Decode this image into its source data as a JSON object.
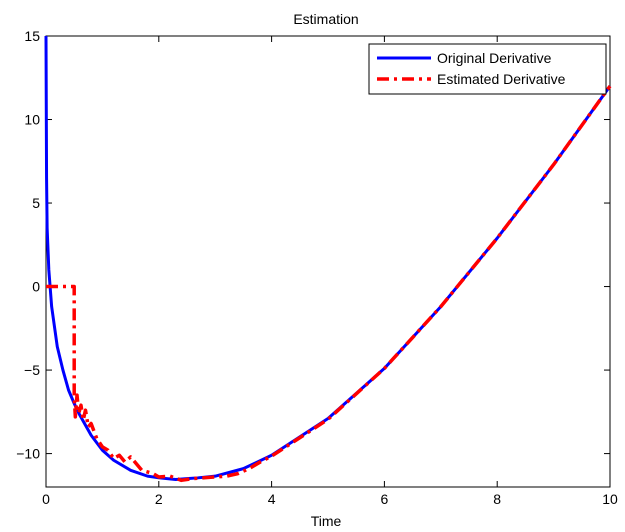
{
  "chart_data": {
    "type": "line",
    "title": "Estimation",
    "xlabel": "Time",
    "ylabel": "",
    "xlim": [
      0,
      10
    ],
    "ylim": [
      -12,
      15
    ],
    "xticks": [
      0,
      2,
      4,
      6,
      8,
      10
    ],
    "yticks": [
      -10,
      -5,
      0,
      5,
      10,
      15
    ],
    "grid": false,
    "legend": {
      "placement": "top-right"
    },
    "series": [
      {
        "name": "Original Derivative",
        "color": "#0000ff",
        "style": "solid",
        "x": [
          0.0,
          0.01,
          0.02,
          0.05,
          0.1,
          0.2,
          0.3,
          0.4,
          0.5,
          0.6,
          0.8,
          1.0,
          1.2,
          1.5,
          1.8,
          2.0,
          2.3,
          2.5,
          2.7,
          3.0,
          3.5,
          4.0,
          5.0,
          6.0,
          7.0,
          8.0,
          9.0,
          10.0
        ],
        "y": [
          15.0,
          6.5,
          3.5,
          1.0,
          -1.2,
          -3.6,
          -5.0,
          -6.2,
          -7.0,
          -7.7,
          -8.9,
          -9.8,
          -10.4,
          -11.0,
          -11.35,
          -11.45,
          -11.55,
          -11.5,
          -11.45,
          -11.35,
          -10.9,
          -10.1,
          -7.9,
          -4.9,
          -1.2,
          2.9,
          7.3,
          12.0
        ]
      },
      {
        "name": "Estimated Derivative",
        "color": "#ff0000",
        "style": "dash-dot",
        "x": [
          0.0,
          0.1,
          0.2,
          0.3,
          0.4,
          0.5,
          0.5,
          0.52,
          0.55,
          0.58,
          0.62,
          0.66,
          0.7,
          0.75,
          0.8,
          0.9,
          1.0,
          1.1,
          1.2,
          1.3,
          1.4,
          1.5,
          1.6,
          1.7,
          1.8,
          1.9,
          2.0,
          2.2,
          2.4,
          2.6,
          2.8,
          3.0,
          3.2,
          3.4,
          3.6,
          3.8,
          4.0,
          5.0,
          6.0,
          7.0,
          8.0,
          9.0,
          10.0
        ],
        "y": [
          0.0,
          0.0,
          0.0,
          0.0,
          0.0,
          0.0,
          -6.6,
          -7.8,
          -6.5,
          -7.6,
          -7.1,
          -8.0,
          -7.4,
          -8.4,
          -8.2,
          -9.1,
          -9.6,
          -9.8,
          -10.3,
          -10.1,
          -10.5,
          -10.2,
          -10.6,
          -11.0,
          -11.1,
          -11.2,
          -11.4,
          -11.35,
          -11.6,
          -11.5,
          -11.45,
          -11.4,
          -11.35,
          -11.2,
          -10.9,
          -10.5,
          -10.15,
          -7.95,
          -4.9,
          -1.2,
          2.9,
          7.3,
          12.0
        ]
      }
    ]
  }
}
★ ★ ★ ★ ★ ★ ★
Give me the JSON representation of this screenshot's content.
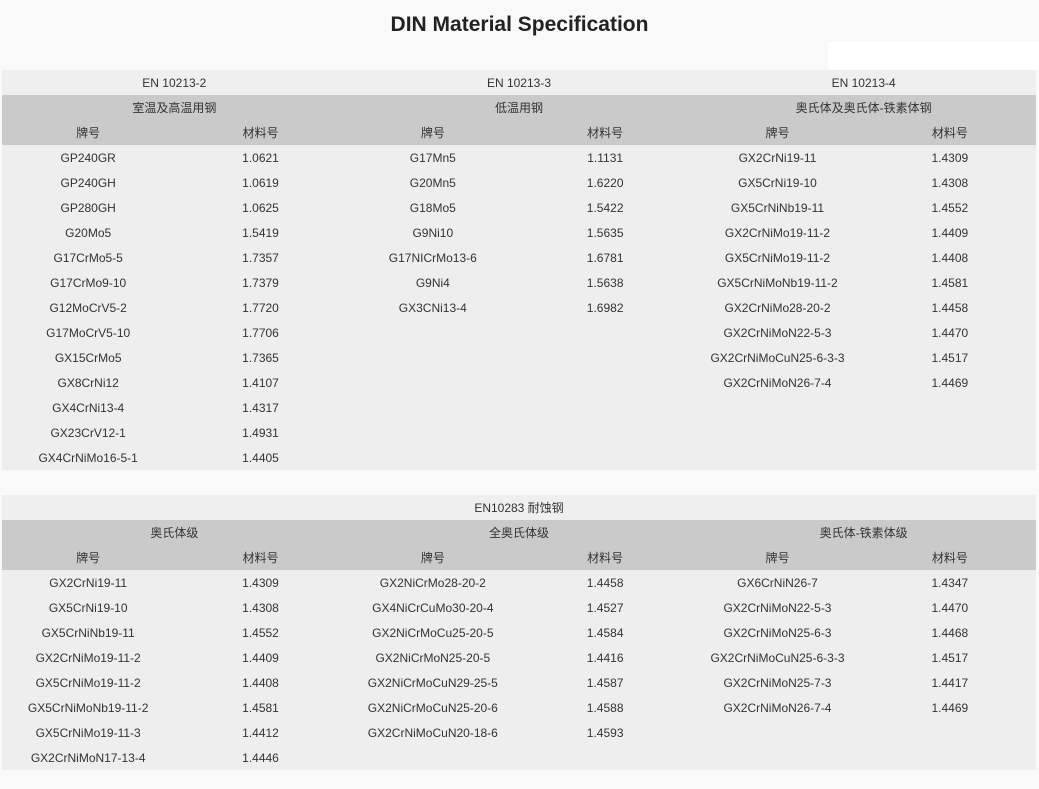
★ ★ ★ ★ ★ ★ ★
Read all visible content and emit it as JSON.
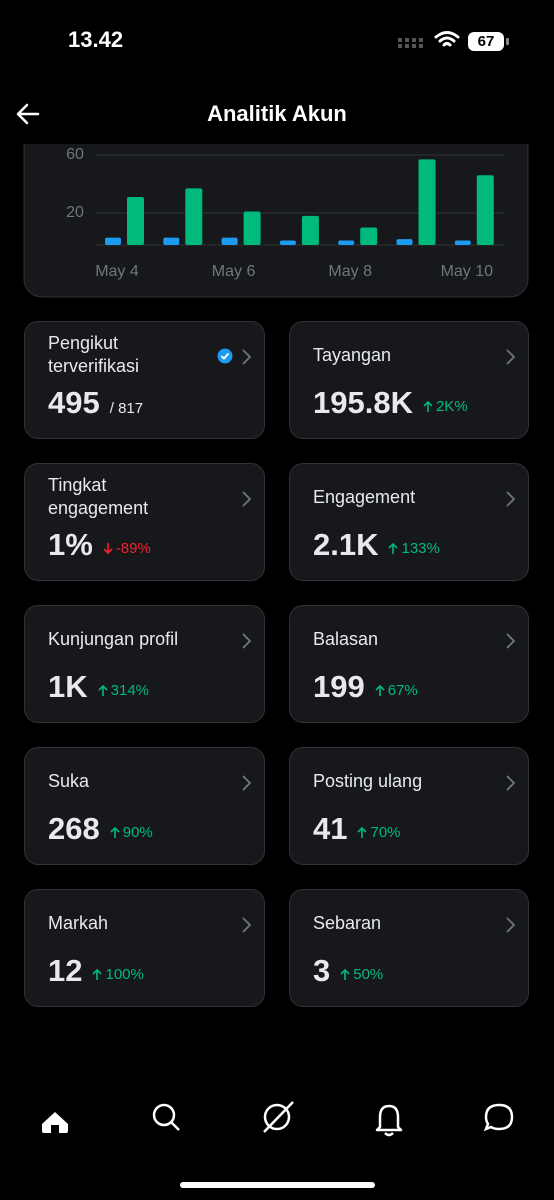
★ ★ ★ ★ ★ ★ ★
Goal: Copy, from the material, each line that holds the string "content".

Right answer:
Give me the JSON representation of this screenshot's content.
Read all visible content and emit it as JSON.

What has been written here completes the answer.